-- BEGIN RECORDS --
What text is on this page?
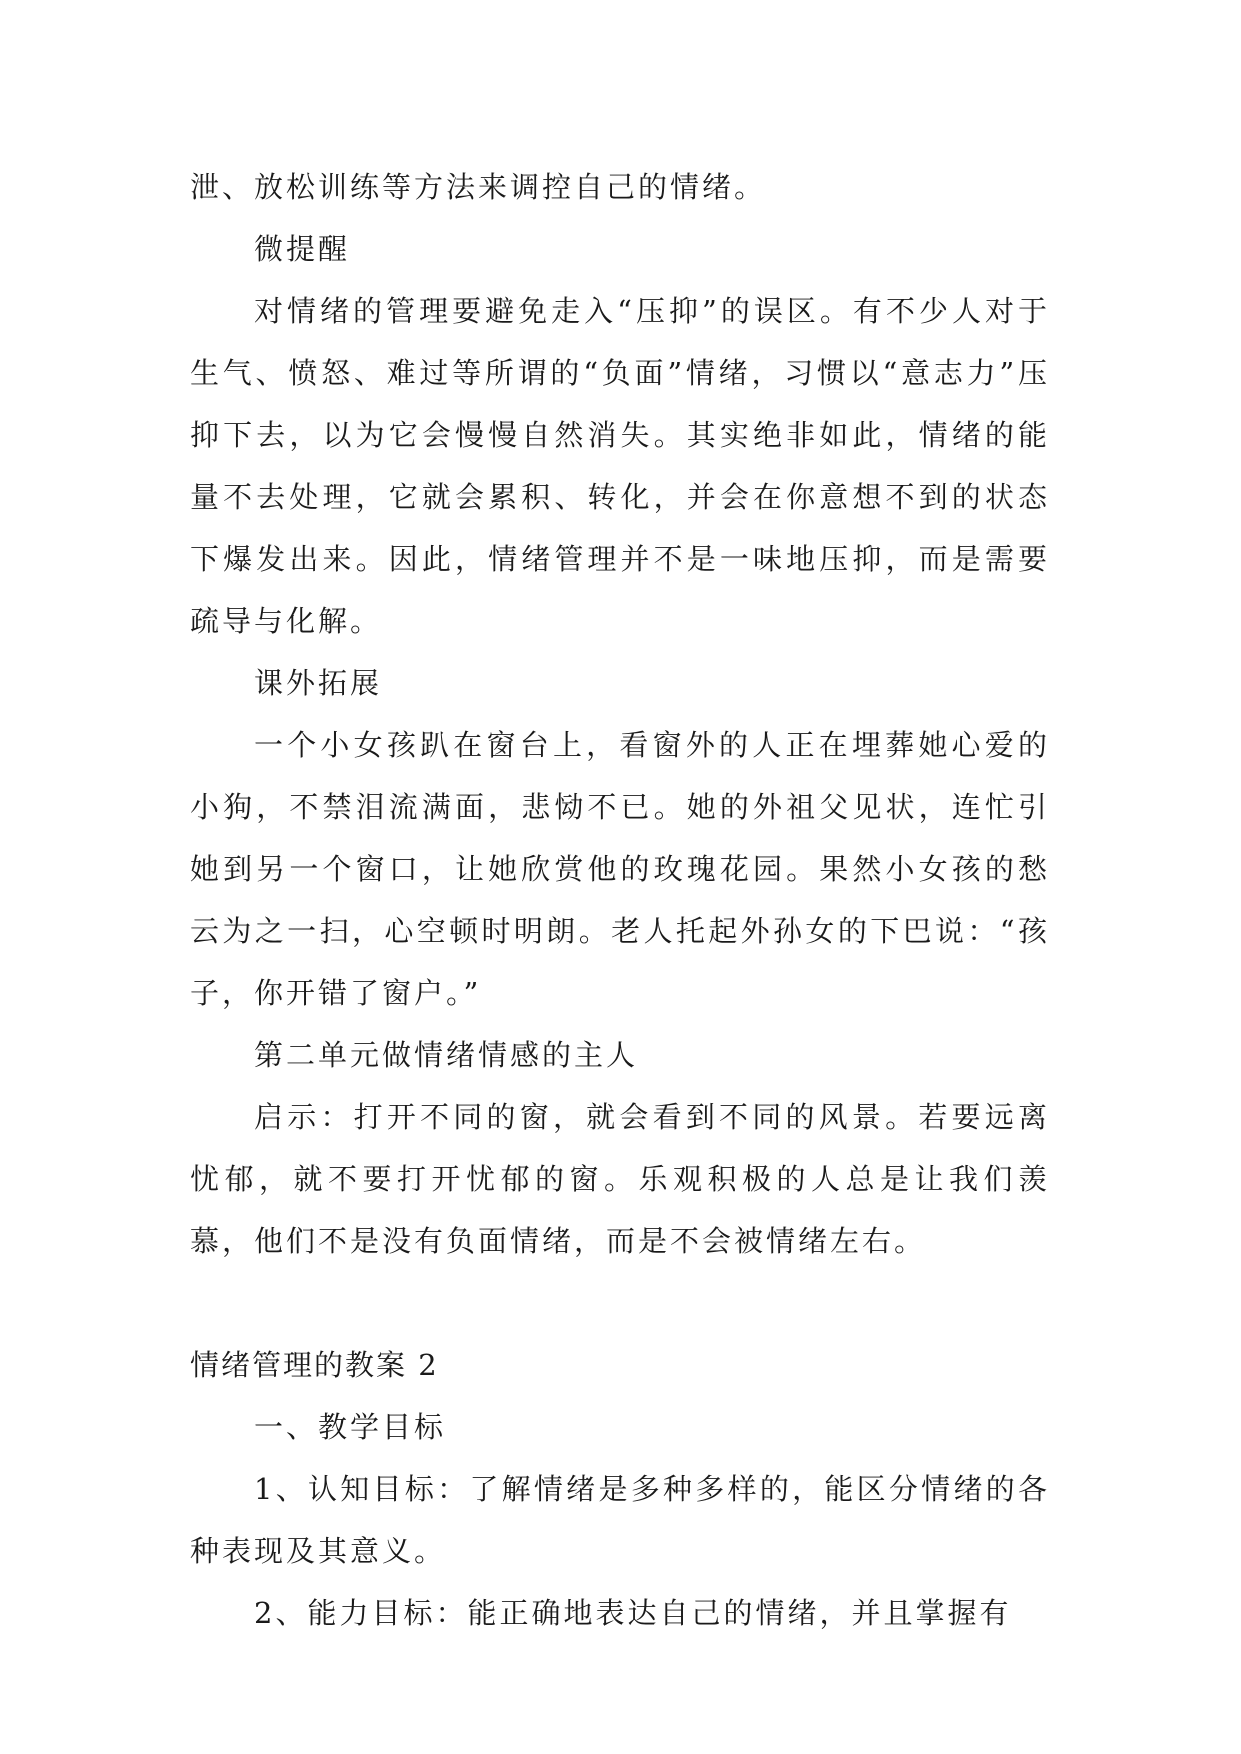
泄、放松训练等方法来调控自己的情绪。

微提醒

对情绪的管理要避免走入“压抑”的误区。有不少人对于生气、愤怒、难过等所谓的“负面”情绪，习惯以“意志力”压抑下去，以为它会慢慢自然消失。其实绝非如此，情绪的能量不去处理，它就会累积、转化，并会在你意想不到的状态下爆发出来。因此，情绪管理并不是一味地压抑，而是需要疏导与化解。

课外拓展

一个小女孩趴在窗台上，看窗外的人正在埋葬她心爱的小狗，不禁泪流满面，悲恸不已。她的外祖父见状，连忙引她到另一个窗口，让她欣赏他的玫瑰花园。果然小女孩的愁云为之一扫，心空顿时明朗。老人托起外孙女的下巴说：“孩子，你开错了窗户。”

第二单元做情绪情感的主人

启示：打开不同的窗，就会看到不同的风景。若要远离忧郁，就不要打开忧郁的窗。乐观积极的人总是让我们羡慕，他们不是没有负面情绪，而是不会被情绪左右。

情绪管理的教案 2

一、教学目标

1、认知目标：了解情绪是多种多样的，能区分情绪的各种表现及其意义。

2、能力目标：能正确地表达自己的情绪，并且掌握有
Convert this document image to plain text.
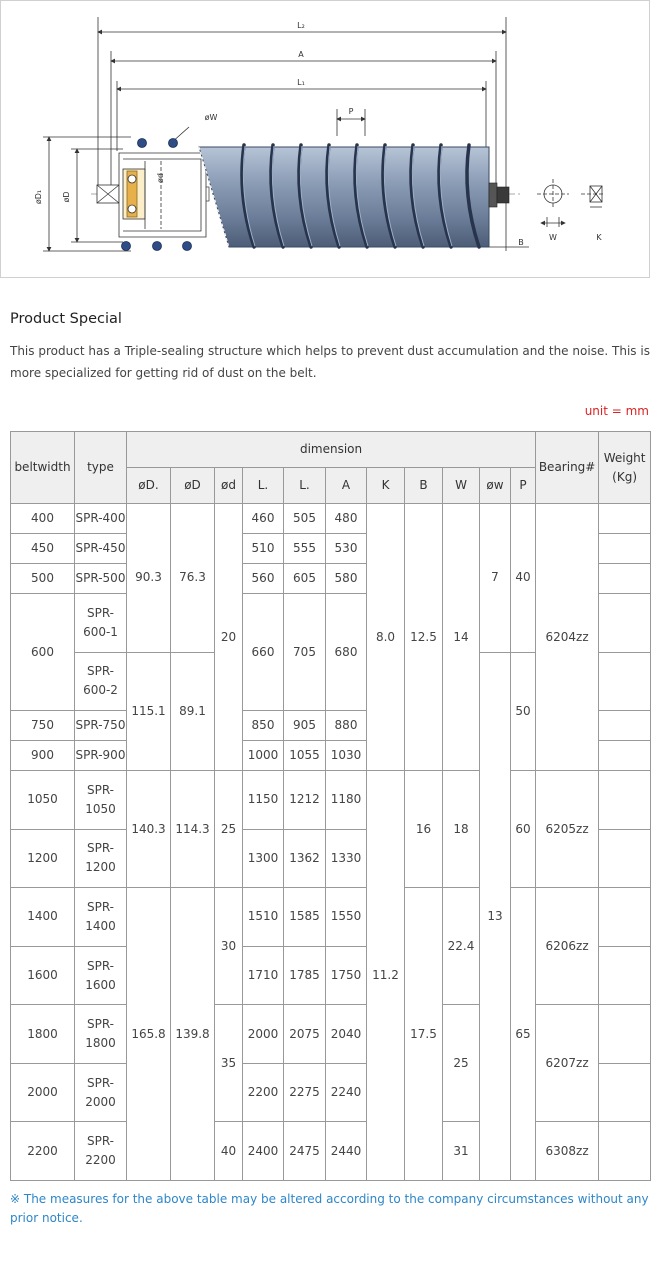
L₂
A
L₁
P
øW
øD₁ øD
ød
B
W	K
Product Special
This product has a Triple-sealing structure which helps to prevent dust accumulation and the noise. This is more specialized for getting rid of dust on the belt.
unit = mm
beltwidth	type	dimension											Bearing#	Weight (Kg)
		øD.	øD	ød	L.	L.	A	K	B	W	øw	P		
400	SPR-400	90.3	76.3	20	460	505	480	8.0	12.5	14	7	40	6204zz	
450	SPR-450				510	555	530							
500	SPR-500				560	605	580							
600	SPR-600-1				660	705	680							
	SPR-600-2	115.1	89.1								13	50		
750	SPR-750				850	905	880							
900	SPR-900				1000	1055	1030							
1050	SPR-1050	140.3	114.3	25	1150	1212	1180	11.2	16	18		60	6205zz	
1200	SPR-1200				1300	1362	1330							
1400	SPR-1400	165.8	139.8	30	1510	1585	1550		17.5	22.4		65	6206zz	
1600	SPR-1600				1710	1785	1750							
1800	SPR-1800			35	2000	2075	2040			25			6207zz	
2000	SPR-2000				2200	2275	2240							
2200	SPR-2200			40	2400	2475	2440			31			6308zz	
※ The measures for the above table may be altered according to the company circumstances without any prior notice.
-- END RECORDS --
Print each entry shown above with exact wording and no pictures.

What text is on this page?
泄、放松训练等方法来调控自己的情绪。

微提醒

对情绪的管理要避免走入“压抑”的误区。有不少人对于生气、愤怒、难过等所谓的“负面”情绪，习惯以“意志力”压抑下去，以为它会慢慢自然消失。其实绝非如此，情绪的能量不去处理，它就会累积、转化，并会在你意想不到的状态下爆发出来。因此，情绪管理并不是一味地压抑，而是需要疏导与化解。

课外拓展

一个小女孩趴在窗台上，看窗外的人正在埋葬她心爱的小狗，不禁泪流满面，悲恸不已。她的外祖父见状，连忙引她到另一个窗口，让她欣赏他的玫瑰花园。果然小女孩的愁云为之一扫，心空顿时明朗。老人托起外孙女的下巴说：“孩子，你开错了窗户。”

第二单元做情绪情感的主人

启示：打开不同的窗，就会看到不同的风景。若要远离忧郁，就不要打开忧郁的窗。乐观积极的人总是让我们羡慕，他们不是没有负面情绪，而是不会被情绪左右。

情绪管理的教案 2

一、教学目标

1、认知目标：了解情绪是多种多样的，能区分情绪的各种表现及其意义。

2、能力目标：能正确地表达自己的情绪，并且掌握有
Convert this document image to plain text.
L₂
A
L₁
P
øW
øD₁ øD
ød
B
W	K
Product Special
This product has a Triple-sealing structure which helps to prevent dust accumulation and the noise. This is more specialized for getting rid of dust on the belt.
unit = mm
beltwidth	type	dimension											Bearing#	Weight (Kg)
		øD.	øD	ød	L.	L.	A	K	B	W	øw	P		
400	SPR-400	90.3	76.3	20	460	505	480	8.0	12.5	14	7	40	6204zz	
450	SPR-450				510	555	530							
500	SPR-500				560	605	580							
600	SPR-600-1				660	705	680							
	SPR-600-2	115.1	89.1								13	50		
750	SPR-750				850	905	880							
900	SPR-900				1000	1055	1030							
1050	SPR-1050	140.3	114.3	25	1150	1212	1180	11.2	16	18		60	6205zz	
1200	SPR-1200				1300	1362	1330							
1400	SPR-1400	165.8	139.8	30	1510	1585	1550		17.5	22.4		65	6206zz	
1600	SPR-1600				1710	1785	1750							
1800	SPR-1800			35	2000	2075	2040			25			6207zz	
2000	SPR-2000				2200	2275	2240							
2200	SPR-2200			40	2400	2475	2440			31			6308zz	
※ The measures for the above table may be altered according to the company circumstances without any prior notice.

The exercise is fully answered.